Goal of the exercise:
Your task is to restate the data word for word.

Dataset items
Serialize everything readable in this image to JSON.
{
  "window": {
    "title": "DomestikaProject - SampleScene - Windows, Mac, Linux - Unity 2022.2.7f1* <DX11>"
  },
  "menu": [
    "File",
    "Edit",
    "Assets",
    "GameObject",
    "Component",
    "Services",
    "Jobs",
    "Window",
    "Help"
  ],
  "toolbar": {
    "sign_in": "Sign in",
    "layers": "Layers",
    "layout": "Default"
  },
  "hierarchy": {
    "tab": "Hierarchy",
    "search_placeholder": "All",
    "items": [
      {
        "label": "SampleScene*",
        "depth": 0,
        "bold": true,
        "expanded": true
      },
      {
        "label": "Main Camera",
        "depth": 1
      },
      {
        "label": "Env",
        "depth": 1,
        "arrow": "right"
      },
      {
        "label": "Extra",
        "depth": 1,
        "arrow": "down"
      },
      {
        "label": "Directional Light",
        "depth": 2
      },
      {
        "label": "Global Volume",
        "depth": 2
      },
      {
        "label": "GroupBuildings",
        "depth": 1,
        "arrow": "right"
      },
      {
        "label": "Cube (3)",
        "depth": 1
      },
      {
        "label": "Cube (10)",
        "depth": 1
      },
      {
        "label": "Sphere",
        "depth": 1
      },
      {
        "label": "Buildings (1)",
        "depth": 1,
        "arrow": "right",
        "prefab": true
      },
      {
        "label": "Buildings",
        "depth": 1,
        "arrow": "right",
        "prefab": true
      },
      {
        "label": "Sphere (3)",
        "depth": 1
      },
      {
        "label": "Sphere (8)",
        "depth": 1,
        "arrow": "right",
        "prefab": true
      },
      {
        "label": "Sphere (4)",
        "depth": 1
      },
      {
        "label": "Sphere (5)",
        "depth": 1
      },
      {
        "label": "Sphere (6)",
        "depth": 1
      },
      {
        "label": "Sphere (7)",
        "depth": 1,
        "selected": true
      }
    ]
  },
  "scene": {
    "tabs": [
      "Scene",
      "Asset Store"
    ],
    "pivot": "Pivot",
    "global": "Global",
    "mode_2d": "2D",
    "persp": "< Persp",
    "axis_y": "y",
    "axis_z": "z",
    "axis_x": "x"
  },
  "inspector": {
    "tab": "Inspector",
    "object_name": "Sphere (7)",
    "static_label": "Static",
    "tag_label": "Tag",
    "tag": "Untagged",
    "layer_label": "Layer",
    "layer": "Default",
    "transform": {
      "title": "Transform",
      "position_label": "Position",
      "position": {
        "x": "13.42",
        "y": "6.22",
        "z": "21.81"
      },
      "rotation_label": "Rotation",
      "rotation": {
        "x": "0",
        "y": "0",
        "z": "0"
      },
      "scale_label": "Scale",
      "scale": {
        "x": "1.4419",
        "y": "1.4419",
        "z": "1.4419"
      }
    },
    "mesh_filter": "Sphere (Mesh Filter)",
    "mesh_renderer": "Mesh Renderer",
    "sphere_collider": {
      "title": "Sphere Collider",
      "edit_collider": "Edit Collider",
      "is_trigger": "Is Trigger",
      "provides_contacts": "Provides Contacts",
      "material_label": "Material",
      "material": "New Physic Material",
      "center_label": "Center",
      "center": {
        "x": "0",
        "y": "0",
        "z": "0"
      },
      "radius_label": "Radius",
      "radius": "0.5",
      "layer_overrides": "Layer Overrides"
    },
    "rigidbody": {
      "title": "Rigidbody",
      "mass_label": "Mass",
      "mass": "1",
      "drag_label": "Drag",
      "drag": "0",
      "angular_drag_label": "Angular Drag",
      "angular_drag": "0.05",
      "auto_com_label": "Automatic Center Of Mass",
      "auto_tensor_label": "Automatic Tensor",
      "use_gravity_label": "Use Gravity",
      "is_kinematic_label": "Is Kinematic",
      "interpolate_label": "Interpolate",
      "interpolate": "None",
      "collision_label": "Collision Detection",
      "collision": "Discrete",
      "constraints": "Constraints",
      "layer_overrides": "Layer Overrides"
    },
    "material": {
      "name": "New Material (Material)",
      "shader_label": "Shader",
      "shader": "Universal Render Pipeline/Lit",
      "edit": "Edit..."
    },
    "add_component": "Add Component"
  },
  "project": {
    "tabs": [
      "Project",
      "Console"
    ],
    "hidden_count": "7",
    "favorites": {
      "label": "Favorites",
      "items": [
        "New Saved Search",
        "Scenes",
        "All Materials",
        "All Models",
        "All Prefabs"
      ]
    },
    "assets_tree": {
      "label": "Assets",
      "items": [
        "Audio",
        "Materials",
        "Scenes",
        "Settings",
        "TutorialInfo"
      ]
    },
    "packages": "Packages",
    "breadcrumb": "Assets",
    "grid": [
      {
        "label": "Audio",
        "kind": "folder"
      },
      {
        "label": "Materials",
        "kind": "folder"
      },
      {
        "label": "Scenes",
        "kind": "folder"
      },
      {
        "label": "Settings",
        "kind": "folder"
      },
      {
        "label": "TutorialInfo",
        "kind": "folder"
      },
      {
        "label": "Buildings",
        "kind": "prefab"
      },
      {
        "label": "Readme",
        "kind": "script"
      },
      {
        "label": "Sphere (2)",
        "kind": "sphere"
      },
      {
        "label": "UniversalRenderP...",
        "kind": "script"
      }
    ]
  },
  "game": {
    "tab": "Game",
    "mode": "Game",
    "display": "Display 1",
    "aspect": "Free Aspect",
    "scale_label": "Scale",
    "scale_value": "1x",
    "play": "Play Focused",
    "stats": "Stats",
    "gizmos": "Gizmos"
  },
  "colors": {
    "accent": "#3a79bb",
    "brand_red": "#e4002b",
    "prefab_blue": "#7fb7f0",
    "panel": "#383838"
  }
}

The output:
Serialize everything readable in this image to JSON.
{
  "window": {
    "title": "DomestikaProject - SampleScene - Windows, Mac, Linux - Unity 2022.2.7f1* <DX11>"
  },
  "menu": [
    "File",
    "Edit",
    "Assets",
    "GameObject",
    "Component",
    "Services",
    "Jobs",
    "Window",
    "Help"
  ],
  "toolbar": {
    "sign_in": "Sign in",
    "layers": "Layers",
    "layout": "Default"
  },
  "hierarchy": {
    "tab": "Hierarchy",
    "search_placeholder": "All",
    "items": [
      {
        "label": "SampleScene*",
        "depth": 0,
        "bold": true,
        "expanded": true
      },
      {
        "label": "Main Camera",
        "depth": 1
      },
      {
        "label": "Env",
        "depth": 1,
        "arrow": "right"
      },
      {
        "label": "Extra",
        "depth": 1,
        "arrow": "down"
      },
      {
        "label": "Directional Light",
        "depth": 2
      },
      {
        "label": "Global Volume",
        "depth": 2
      },
      {
        "label": "GroupBuildings",
        "depth": 1,
        "arrow": "right"
      },
      {
        "label": "Cube (3)",
        "depth": 1
      },
      {
        "label": "Cube (10)",
        "depth": 1
      },
      {
        "label": "Sphere",
        "depth": 1
      },
      {
        "label": "Buildings (1)",
        "depth": 1,
        "arrow": "right",
        "prefab": true
      },
      {
        "label": "Buildings",
        "depth": 1,
        "arrow": "right",
        "prefab": true
      },
      {
        "label": "Sphere (3)",
        "depth": 1
      },
      {
        "label": "Sphere (8)",
        "depth": 1,
        "arrow": "right",
        "prefab": true
      },
      {
        "label": "Sphere (4)",
        "depth": 1
      },
      {
        "label": "Sphere (5)",
        "depth": 1
      },
      {
        "label": "Sphere (6)",
        "depth": 1
      },
      {
        "label": "Sphere (7)",
        "depth": 1,
        "selected": true
      }
    ]
  },
  "scene": {
    "tabs": [
      "Scene",
      "Asset Store"
    ],
    "pivot": "Pivot",
    "global": "Global",
    "mode_2d": "2D",
    "persp": "< Persp",
    "axis_y": "y",
    "axis_z": "z",
    "axis_x": "x"
  },
  "inspector": {
    "tab": "Inspector",
    "object_name": "Sphere (7)",
    "static_label": "Static",
    "tag_label": "Tag",
    "tag": "Untagged",
    "layer_label": "Layer",
    "layer": "Default",
    "transform": {
      "title": "Transform",
      "position_label": "Position",
      "position": {
        "x": "13.42",
        "y": "6.22",
        "z": "21.81"
      },
      "rotation_label": "Rotation",
      "rotation": {
        "x": "0",
        "y": "0",
        "z": "0"
      },
      "scale_label": "Scale",
      "scale": {
        "x": "1.4419",
        "y": "1.4419",
        "z": "1.4419"
      }
    },
    "mesh_filter": "Sphere (Mesh Filter)",
    "mesh_renderer": "Mesh Renderer",
    "sphere_collider": {
      "title": "Sphere Collider",
      "edit_collider": "Edit Collider",
      "is_trigger": "Is Trigger",
      "provides_contacts": "Provides Contacts",
      "material_label": "Material",
      "material": "New Physic Material",
      "center_label": "Center",
      "center": {
        "x": "0",
        "y": "0",
        "z": "0"
      },
      "radius_label": "Radius",
      "radius": "0.5",
      "layer_overrides": "Layer Overrides"
    },
    "rigidbody": {
      "title": "Rigidbody",
      "mass_label": "Mass",
      "mass": "1",
      "drag_label": "Drag",
      "drag": "0",
      "angular_drag_label": "Angular Drag",
      "angular_drag": "0.05",
      "auto_com_label": "Automatic Center Of Mass",
      "auto_tensor_label": "Automatic Tensor",
      "use_gravity_label": "Use Gravity",
      "is_kinematic_label": "Is Kinematic",
      "interpolate_label": "Interpolate",
      "interpolate": "None",
      "collision_label": "Collision Detection",
      "collision": "Discrete",
      "constraints": "Constraints",
      "layer_overrides": "Layer Overrides"
    },
    "material": {
      "name": "New Material (Material)",
      "shader_label": "Shader",
      "shader": "Universal Render Pipeline/Lit",
      "edit": "Edit..."
    },
    "add_component": "Add Component"
  },
  "project": {
    "tabs": [
      "Project",
      "Console"
    ],
    "hidden_count": "7",
    "favorites": {
      "label": "Favorites",
      "items": [
        "New Saved Search",
        "Scenes",
        "All Materials",
        "All Models",
        "All Prefabs"
      ]
    },
    "assets_tree": {
      "label": "Assets",
      "items": [
        "Audio",
        "Materials",
        "Scenes",
        "Settings",
        "TutorialInfo"
      ]
    },
    "packages": "Packages",
    "breadcrumb": "Assets",
    "grid": [
      {
        "label": "Audio",
        "kind": "folder"
      },
      {
        "label": "Materials",
        "kind": "folder"
      },
      {
        "label": "Scenes",
        "kind": "folder"
      },
      {
        "label": "Settings",
        "kind": "folder"
      },
      {
        "label": "TutorialInfo",
        "kind": "folder"
      },
      {
        "label": "Buildings",
        "kind": "prefab"
      },
      {
        "label": "Readme",
        "kind": "script"
      },
      {
        "label": "Sphere (2)",
        "kind": "sphere"
      },
      {
        "label": "UniversalRenderP...",
        "kind": "script"
      }
    ]
  },
  "game": {
    "tab": "Game",
    "mode": "Game",
    "display": "Display 1",
    "aspect": "Free Aspect",
    "scale_label": "Scale",
    "scale_value": "1x",
    "play": "Play Focused",
    "stats": "Stats",
    "gizmos": "Gizmos"
  },
  "colors": {
    "accent": "#3a79bb",
    "brand_red": "#e4002b",
    "prefab_blue": "#7fb7f0",
    "panel": "#383838"
  }
}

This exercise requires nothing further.